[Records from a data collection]
########

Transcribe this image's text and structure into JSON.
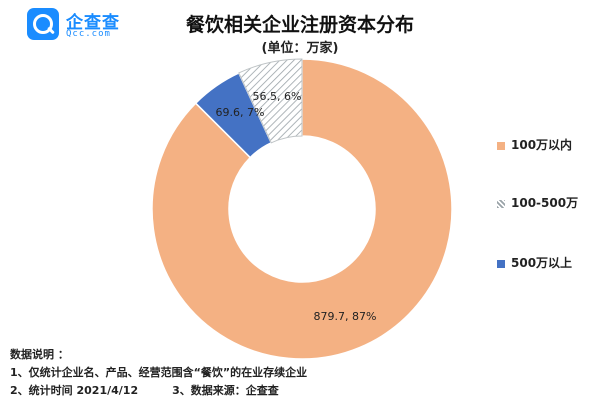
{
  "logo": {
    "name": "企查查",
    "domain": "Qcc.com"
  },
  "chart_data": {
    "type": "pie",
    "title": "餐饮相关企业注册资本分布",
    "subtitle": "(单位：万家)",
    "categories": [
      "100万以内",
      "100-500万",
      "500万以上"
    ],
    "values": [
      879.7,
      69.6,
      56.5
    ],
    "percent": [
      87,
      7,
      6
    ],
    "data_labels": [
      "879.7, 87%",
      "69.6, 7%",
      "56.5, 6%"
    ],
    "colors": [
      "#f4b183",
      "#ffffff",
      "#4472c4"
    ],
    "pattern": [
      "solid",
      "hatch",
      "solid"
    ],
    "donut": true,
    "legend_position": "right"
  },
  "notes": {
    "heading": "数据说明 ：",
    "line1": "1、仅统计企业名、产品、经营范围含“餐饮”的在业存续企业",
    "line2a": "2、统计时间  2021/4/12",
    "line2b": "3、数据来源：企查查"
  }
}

########

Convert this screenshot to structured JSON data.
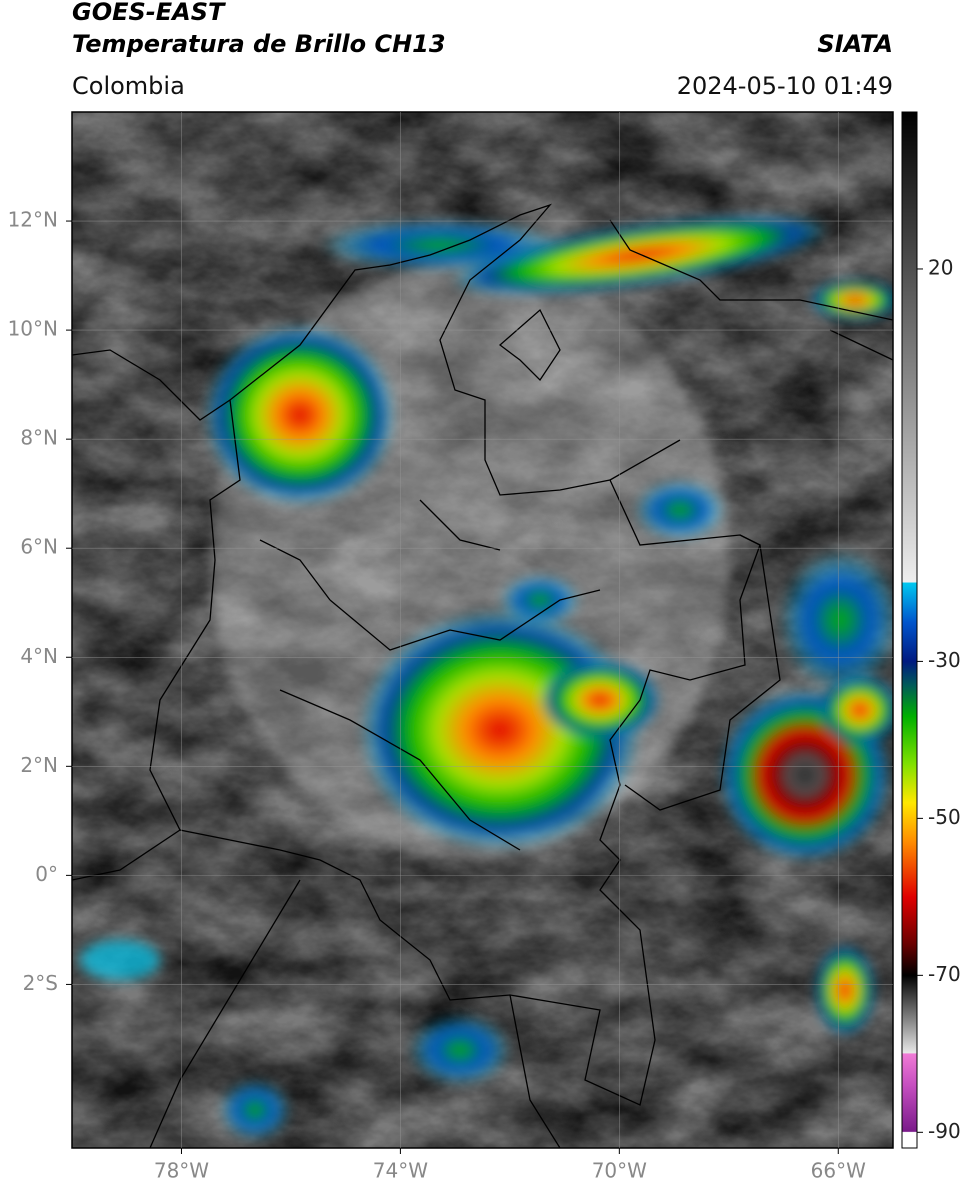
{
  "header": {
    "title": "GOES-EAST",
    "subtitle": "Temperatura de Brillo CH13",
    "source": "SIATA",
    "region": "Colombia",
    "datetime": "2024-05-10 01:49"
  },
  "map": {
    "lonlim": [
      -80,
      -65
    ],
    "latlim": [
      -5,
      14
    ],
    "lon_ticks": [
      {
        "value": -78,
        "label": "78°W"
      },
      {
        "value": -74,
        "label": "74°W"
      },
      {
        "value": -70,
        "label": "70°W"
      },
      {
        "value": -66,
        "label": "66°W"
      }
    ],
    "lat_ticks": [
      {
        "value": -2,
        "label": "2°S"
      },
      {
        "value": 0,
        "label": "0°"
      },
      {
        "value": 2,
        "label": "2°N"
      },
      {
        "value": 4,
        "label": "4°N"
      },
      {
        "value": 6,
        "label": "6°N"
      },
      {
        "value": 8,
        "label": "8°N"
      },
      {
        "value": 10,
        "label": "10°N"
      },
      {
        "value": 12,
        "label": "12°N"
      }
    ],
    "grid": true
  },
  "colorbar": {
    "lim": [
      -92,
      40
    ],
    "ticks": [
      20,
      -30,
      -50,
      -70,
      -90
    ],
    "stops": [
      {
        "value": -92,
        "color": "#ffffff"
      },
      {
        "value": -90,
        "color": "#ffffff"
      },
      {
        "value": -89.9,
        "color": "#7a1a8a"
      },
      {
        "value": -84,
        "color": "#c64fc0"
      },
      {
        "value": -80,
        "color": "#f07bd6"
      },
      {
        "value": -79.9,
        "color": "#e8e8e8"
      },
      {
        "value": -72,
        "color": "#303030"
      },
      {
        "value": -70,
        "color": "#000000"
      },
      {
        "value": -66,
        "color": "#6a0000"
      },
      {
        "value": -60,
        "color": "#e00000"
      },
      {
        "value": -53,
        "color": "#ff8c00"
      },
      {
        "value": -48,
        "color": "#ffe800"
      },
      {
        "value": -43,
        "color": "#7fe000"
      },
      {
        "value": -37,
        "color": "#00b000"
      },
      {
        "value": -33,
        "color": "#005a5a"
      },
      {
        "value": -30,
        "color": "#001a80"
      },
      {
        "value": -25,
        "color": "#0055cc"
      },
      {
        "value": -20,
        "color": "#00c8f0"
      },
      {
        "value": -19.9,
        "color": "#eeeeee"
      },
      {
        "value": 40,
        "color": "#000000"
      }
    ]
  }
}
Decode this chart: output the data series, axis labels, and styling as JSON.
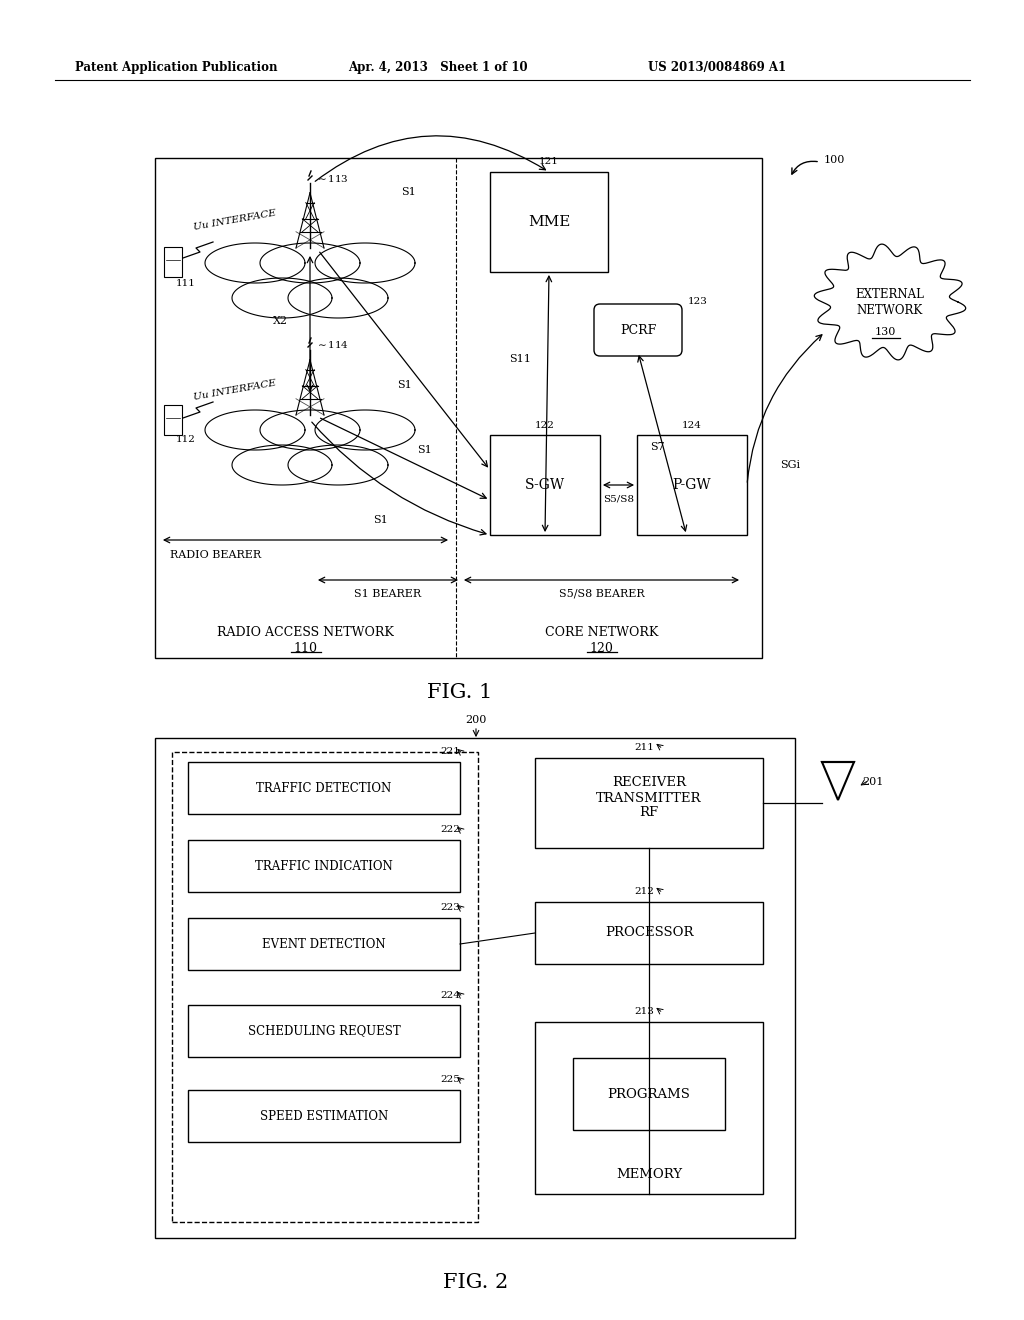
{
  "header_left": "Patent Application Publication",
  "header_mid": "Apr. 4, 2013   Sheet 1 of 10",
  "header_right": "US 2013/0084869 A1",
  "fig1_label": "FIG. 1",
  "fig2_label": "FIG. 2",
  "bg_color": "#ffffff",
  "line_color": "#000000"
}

########

### DIRECTIONS:
Copy each line above that contains the string "ffffff".

### RESPONSE TO THIS TASK:
      "#ffffff",
        "color": "#ffffff"
        "color": "#ffffff"
  "bg_color": "#ffffff",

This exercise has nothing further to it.